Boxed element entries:
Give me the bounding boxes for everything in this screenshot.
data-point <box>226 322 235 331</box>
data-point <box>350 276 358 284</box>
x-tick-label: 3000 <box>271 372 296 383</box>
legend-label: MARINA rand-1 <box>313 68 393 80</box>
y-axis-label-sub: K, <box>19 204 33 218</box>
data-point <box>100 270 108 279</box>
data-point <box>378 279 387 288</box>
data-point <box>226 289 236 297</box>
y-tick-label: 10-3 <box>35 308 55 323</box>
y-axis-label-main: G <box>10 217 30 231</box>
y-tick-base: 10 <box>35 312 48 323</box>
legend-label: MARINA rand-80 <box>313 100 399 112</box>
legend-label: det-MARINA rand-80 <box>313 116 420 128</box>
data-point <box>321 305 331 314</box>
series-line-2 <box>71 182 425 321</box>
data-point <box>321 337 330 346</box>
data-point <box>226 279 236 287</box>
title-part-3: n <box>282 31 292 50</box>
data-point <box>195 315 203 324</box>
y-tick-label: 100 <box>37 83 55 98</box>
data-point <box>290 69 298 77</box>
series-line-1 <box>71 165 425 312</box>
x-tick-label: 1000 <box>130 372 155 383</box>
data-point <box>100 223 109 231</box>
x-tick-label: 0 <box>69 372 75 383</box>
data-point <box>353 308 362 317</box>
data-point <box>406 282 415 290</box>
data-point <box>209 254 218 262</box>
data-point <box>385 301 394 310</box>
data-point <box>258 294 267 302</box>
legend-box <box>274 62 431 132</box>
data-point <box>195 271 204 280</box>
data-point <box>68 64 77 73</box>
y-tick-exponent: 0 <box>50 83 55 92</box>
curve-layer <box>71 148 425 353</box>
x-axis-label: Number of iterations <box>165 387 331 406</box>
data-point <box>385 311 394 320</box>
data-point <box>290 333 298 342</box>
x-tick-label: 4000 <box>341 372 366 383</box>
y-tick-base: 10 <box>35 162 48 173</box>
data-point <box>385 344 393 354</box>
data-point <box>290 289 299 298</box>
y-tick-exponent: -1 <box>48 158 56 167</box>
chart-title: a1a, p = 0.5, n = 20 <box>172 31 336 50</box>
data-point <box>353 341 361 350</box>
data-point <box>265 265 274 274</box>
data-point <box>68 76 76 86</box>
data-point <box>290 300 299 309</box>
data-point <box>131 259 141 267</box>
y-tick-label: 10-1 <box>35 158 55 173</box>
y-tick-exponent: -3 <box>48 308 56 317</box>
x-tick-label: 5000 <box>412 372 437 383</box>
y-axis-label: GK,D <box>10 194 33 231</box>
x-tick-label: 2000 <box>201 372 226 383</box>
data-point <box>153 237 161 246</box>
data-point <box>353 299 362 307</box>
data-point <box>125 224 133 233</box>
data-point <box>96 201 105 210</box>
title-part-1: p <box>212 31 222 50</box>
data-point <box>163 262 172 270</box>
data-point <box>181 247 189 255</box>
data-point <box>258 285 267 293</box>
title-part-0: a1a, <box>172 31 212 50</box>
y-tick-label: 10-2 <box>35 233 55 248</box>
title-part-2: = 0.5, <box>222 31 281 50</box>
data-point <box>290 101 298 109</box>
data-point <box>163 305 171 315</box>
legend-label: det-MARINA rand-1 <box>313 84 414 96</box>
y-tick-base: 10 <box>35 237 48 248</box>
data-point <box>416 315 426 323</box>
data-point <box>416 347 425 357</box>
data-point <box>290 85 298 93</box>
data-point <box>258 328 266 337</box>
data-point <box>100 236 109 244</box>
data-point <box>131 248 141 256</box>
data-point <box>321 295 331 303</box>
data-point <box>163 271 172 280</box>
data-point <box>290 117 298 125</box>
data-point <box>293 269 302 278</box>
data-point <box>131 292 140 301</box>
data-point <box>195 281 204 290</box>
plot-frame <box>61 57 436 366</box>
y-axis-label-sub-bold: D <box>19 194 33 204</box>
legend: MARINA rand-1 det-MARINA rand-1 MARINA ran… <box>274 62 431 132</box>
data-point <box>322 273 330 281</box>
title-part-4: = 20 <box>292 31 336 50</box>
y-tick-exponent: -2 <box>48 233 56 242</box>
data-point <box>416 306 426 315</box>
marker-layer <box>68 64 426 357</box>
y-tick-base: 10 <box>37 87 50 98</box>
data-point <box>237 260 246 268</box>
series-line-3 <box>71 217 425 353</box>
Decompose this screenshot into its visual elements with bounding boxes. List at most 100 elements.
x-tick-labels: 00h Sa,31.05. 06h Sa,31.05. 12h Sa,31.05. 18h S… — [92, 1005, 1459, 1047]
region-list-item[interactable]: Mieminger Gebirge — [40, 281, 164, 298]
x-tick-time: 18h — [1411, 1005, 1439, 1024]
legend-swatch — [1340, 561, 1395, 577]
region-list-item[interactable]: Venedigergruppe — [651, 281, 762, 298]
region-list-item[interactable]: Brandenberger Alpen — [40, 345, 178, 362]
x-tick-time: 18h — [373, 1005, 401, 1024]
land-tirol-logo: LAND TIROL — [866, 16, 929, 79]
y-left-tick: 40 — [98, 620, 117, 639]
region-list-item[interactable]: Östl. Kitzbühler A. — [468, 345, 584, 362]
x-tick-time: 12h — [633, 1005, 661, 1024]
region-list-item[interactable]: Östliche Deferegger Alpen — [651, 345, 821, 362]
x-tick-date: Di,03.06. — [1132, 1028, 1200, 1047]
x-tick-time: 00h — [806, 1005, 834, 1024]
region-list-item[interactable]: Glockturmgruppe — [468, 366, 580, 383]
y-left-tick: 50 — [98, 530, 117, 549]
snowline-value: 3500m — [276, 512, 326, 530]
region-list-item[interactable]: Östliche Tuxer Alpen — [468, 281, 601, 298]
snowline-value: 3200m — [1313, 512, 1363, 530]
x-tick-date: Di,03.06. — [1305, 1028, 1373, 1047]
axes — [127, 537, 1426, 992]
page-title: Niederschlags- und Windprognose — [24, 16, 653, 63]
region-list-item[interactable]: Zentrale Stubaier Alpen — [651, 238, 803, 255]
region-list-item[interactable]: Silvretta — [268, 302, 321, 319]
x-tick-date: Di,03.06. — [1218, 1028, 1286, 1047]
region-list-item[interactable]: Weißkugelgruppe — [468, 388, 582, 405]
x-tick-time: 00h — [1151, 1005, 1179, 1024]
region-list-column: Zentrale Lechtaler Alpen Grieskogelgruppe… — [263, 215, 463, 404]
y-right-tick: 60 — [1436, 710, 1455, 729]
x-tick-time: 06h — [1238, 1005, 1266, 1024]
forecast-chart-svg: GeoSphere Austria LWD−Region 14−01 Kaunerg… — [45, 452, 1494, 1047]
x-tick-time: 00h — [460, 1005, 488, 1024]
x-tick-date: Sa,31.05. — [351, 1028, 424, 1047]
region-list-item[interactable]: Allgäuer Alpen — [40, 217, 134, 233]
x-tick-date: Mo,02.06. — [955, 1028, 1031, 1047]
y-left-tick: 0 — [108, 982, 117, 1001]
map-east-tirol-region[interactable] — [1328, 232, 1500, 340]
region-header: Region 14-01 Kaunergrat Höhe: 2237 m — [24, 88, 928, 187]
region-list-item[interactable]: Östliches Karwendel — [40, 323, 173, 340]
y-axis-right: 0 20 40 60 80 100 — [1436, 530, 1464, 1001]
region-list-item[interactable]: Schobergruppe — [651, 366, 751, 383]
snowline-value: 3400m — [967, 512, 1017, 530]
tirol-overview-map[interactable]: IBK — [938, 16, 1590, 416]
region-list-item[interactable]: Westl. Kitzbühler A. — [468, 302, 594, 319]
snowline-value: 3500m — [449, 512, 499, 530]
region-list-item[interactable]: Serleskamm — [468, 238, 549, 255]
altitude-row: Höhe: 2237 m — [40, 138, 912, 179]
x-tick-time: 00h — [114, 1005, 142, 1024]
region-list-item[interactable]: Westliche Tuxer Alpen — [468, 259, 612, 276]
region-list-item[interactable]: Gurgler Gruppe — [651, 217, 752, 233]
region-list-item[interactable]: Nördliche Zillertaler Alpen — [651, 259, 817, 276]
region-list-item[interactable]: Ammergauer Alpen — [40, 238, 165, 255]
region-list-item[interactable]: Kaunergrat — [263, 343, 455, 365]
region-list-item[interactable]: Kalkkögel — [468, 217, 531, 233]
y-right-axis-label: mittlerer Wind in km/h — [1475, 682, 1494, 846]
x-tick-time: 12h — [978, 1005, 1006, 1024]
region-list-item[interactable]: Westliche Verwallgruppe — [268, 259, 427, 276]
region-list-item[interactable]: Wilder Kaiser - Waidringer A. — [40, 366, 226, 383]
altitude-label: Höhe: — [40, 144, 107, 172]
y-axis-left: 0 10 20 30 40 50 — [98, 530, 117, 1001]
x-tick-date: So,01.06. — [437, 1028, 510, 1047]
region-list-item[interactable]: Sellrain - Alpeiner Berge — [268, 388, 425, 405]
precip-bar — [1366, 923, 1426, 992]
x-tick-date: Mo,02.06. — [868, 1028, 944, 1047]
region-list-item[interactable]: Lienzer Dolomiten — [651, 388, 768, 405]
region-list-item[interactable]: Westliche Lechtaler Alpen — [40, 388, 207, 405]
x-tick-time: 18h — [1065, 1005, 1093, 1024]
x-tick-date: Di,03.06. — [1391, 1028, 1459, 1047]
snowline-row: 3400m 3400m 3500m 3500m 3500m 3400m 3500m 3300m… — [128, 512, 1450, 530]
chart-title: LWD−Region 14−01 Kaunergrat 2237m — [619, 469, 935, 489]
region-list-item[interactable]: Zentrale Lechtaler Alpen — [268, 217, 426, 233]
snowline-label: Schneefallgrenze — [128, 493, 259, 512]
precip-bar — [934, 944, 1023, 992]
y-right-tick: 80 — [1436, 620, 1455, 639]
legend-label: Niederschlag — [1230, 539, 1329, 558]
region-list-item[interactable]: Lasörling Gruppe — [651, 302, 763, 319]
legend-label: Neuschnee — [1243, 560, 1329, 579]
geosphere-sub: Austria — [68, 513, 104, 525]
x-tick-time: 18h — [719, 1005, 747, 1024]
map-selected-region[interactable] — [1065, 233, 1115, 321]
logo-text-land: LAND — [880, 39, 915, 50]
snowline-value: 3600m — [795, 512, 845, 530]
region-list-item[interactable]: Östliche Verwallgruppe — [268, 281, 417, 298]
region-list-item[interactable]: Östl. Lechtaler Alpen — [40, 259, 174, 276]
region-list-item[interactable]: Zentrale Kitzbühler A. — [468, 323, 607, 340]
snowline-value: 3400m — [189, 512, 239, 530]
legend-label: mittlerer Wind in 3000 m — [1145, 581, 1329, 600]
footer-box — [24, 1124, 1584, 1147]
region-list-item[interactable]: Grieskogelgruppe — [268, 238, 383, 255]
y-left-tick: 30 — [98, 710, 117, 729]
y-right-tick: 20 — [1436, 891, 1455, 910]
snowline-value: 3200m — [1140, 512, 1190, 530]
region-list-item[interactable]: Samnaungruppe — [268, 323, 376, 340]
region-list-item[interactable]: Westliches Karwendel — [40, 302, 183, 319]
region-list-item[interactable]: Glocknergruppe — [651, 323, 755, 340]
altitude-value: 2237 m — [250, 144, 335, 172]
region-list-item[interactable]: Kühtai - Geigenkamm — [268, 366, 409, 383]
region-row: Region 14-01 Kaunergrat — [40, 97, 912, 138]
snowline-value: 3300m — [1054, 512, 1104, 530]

**WHAT THE EXERCISE ASKS**
Copy the data word for word, from the first line through the line containing "data-point <box>226 289 236 297</box>", including that line.

**TASK RESPONSE**
Give me the bounding boxes for everything in this screenshot.
data-point <box>226 322 235 331</box>
data-point <box>350 276 358 284</box>
x-tick-label: 3000 <box>271 372 296 383</box>
legend-label: MARINA rand-1 <box>313 68 393 80</box>
y-axis-label-sub: K, <box>19 204 33 218</box>
data-point <box>100 270 108 279</box>
data-point <box>378 279 387 288</box>
data-point <box>226 289 236 297</box>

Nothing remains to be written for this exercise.